→ **REQUIRED WORK**
Please repeat the data shown below, word for word.

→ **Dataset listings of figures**
↓↓↓

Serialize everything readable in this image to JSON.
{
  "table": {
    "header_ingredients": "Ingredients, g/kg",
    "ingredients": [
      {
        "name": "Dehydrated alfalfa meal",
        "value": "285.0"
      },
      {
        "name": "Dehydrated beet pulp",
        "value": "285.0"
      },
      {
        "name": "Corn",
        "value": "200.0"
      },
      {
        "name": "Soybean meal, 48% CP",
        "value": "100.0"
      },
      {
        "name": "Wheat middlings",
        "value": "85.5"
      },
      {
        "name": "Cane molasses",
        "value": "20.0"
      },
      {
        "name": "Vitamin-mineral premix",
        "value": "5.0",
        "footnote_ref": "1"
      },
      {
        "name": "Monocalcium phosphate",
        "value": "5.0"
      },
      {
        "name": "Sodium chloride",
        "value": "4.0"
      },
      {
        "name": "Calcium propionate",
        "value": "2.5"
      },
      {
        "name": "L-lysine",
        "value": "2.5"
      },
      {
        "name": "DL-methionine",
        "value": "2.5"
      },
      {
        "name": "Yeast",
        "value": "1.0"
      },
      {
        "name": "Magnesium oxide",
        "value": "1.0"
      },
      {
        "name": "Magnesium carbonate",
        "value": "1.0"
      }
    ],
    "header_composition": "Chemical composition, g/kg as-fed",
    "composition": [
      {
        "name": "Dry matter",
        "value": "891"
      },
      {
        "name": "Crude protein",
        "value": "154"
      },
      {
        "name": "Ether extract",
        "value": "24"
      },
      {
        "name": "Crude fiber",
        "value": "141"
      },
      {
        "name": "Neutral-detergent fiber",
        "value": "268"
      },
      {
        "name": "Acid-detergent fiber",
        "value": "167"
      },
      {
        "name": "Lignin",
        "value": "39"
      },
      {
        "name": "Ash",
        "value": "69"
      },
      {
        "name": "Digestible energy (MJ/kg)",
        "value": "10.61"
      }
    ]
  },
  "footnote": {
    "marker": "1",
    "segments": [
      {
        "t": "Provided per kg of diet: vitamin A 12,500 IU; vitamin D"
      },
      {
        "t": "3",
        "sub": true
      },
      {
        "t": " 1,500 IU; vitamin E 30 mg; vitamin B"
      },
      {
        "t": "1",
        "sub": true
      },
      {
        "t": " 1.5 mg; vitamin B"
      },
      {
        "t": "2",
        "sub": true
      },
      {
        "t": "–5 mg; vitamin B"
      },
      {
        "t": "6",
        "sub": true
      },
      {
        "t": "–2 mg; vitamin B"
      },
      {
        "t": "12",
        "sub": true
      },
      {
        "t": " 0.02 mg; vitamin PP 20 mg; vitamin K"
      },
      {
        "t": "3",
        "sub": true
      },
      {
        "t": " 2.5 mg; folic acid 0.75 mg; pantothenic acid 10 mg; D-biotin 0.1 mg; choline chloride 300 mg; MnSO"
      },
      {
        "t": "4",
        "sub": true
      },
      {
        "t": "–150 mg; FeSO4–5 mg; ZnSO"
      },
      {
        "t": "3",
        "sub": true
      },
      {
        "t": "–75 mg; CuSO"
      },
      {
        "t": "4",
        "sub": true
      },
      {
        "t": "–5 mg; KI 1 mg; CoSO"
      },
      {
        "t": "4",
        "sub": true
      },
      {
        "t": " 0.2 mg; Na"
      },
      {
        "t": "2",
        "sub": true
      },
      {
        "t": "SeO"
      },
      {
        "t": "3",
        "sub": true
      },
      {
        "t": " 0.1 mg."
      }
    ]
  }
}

↑↑↑

→ **OUTPUT**
Serialize everything readable in this image to JSON.
{
  "table": {
    "header_ingredients": "Ingredients, g/kg",
    "ingredients": [
      {
        "name": "Dehydrated alfalfa meal",
        "value": "285.0"
      },
      {
        "name": "Dehydrated beet pulp",
        "value": "285.0"
      },
      {
        "name": "Corn",
        "value": "200.0"
      },
      {
        "name": "Soybean meal, 48% CP",
        "value": "100.0"
      },
      {
        "name": "Wheat middlings",
        "value": "85.5"
      },
      {
        "name": "Cane molasses",
        "value": "20.0"
      },
      {
        "name": "Vitamin-mineral premix",
        "value": "5.0",
        "footnote_ref": "1"
      },
      {
        "name": "Monocalcium phosphate",
        "value": "5.0"
      },
      {
        "name": "Sodium chloride",
        "value": "4.0"
      },
      {
        "name": "Calcium propionate",
        "value": "2.5"
      },
      {
        "name": "L-lysine",
        "value": "2.5"
      },
      {
        "name": "DL-methionine",
        "value": "2.5"
      },
      {
        "name": "Yeast",
        "value": "1.0"
      },
      {
        "name": "Magnesium oxide",
        "value": "1.0"
      },
      {
        "name": "Magnesium carbonate",
        "value": "1.0"
      }
    ],
    "header_composition": "Chemical composition, g/kg as-fed",
    "composition": [
      {
        "name": "Dry matter",
        "value": "891"
      },
      {
        "name": "Crude protein",
        "value": "154"
      },
      {
        "name": "Ether extract",
        "value": "24"
      },
      {
        "name": "Crude fiber",
        "value": "141"
      },
      {
        "name": "Neutral-detergent fiber",
        "value": "268"
      },
      {
        "name": "Acid-detergent fiber",
        "value": "167"
      },
      {
        "name": "Lignin",
        "value": "39"
      },
      {
        "name": "Ash",
        "value": "69"
      },
      {
        "name": "Digestible energy (MJ/kg)",
        "value": "10.61"
      }
    ]
  },
  "footnote": {
    "marker": "1",
    "segments": [
      {
        "t": "Provided per kg of diet: vitamin A 12,500 IU; vitamin D"
      },
      {
        "t": "3",
        "sub": true
      },
      {
        "t": " 1,500 IU; vitamin E 30 mg; vitamin B"
      },
      {
        "t": "1",
        "sub": true
      },
      {
        "t": " 1.5 mg; vitamin B"
      },
      {
        "t": "2",
        "sub": true
      },
      {
        "t": "–5 mg; vitamin B"
      },
      {
        "t": "6",
        "sub": true
      },
      {
        "t": "–2 mg; vitamin B"
      },
      {
        "t": "12",
        "sub": true
      },
      {
        "t": " 0.02 mg; vitamin PP 20 mg; vitamin K"
      },
      {
        "t": "3",
        "sub": true
      },
      {
        "t": " 2.5 mg; folic acid 0.75 mg; pantothenic acid 10 mg; D-biotin 0.1 mg; choline chloride 300 mg; MnSO"
      },
      {
        "t": "4",
        "sub": true
      },
      {
        "t": "–150 mg; FeSO4–5 mg; ZnSO"
      },
      {
        "t": "3",
        "sub": true
      },
      {
        "t": "–75 mg; CuSO"
      },
      {
        "t": "4",
        "sub": true
      },
      {
        "t": "–5 mg; KI 1 mg; CoSO"
      },
      {
        "t": "4",
        "sub": true
      },
      {
        "t": " 0.2 mg; Na"
      },
      {
        "t": "2",
        "sub": true
      },
      {
        "t": "SeO"
      },
      {
        "t": "3",
        "sub": true
      },
      {
        "t": " 0.1 mg."
      }
    ]
  }
}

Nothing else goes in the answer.